● **Exercise**
Restate the data word for word and leave the images out.

─── Provided records ───

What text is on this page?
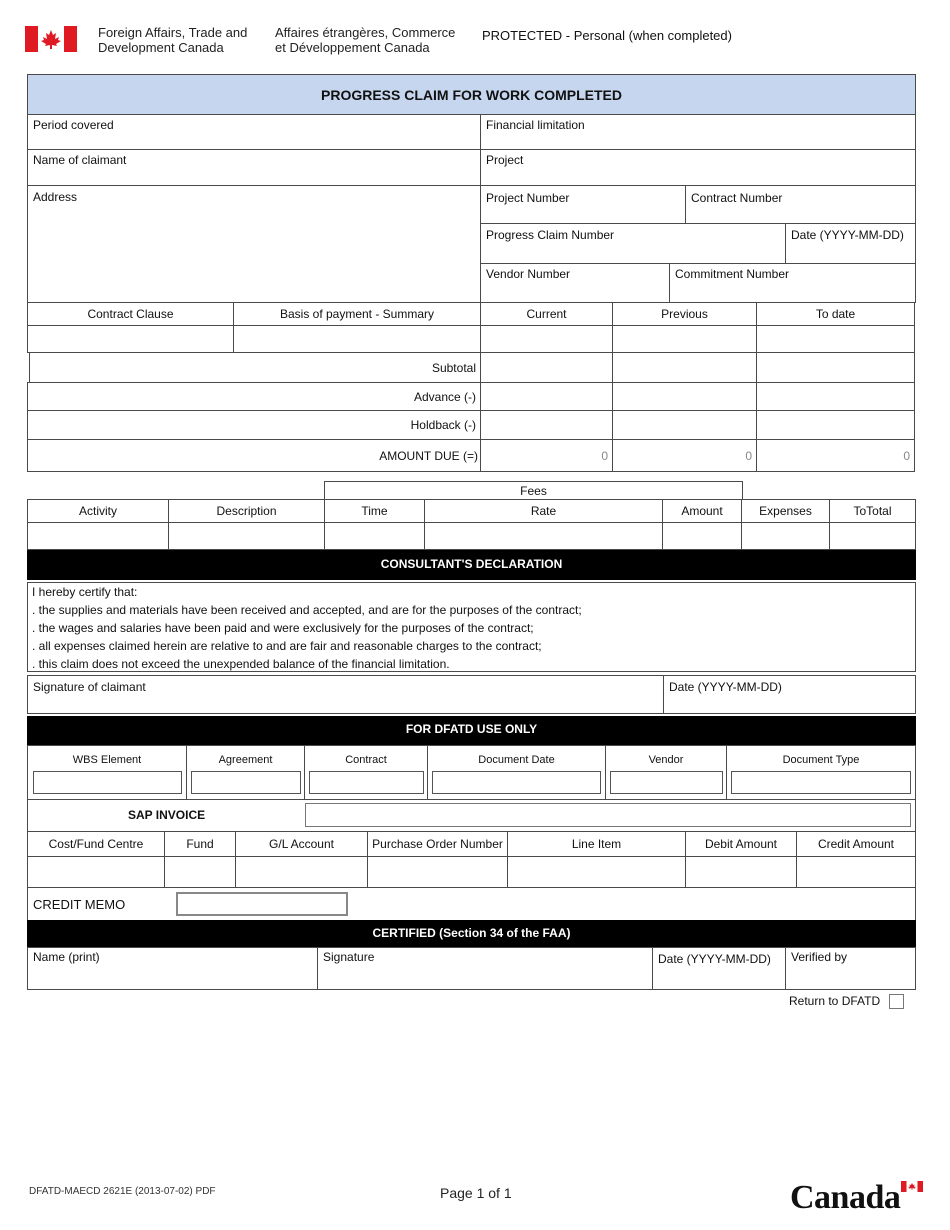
Foreign Affairs, Trade and
Development Canada
Affaires étrangères, Commerce
et Développement Canada
PROTECTED - Personal (when completed)
PROGRESS CLAIM FOR WORK COMPLETED
Period covered	Financial limitation
Name of claimant	Project
Address	Project Number	Contract Number
Progress Claim Number	Date (YYYY-MM-DD)
Vendor Number	Commitment Number
Contract Clause	Basis of payment - Summary	Current	Previous	To date
Subtotal
Advance (-)
Holdback (-)
AMOUNT DUE (=)	0	0	0
Fees
Activity	Description	Time	Rate	Amount	Expenses	ToTotal
CONSULTANT'S DECLARATION
I hereby certify that:
. the supplies and materials have been received and accepted, and are for the purposes of the contract;
. the wages and salaries have been paid and were exclusively for the purposes of the contract;
. all expenses claimed herein are relative to and are fair and reasonable charges to the contract;
. this claim does not exceed the unexpended balance of the financial limitation.
Signature of claimant	Date (YYYY-MM-DD)
FOR DFATD USE ONLY
WBS Element	Agreement	Contract	Document Date	Vendor	Document Type
SAP INVOICE
Cost/Fund Centre	Fund	G/L Account	Purchase Order Number	Line Item	Debit Amount	Credit Amount
CREDIT MEMO
CERTIFIED (Section 34 of the FAA)
Name (print)	Signature	Date (YYYY-MM-DD) Verified by
Return to DFATD
DFATD-MAECD 2621E (2013-07-02) PDF	Page 1 of 1	Canada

───

● **Output of the task**
What text is on this page?
Foreign Affairs, Trade and
Development Canada
Affaires étrangères, Commerce
et Développement Canada
PROTECTED - Personal (when completed)
PROGRESS CLAIM FOR WORK COMPLETED
Period covered	Financial limitation
Name of claimant	Project
Address	Project Number	Contract Number
Progress Claim Number	Date (YYYY-MM-DD)
Vendor Number	Commitment Number
Contract Clause	Basis of payment - Summary	Current	Previous	To date
Subtotal
Advance (-)
Holdback (-)
AMOUNT DUE (=)	0	0	0
Fees
Activity	Description	Time	Rate	Amount	Expenses	ToTotal
CONSULTANT'S DECLARATION
I hereby certify that:
. the supplies and materials have been received and accepted, and are for the purposes of the contract;
. the wages and salaries have been paid and were exclusively for the purposes of the contract;
. all expenses claimed herein are relative to and are fair and reasonable charges to the contract;
. this claim does not exceed the unexpended balance of the financial limitation.
Signature of claimant	Date (YYYY-MM-DD)
FOR DFATD USE ONLY
WBS Element	Agreement	Contract	Document Date	Vendor	Document Type
SAP INVOICE
Cost/Fund Centre	Fund	G/L Account	Purchase Order Number	Line Item	Debit Amount	Credit Amount
CREDIT MEMO
CERTIFIED (Section 34 of the FAA)
Name (print)	Signature	Date (YYYY-MM-DD) Verified by
Return to DFATD
DFATD-MAECD 2621E (2013-07-02) PDF	Page 1 of 1	Canada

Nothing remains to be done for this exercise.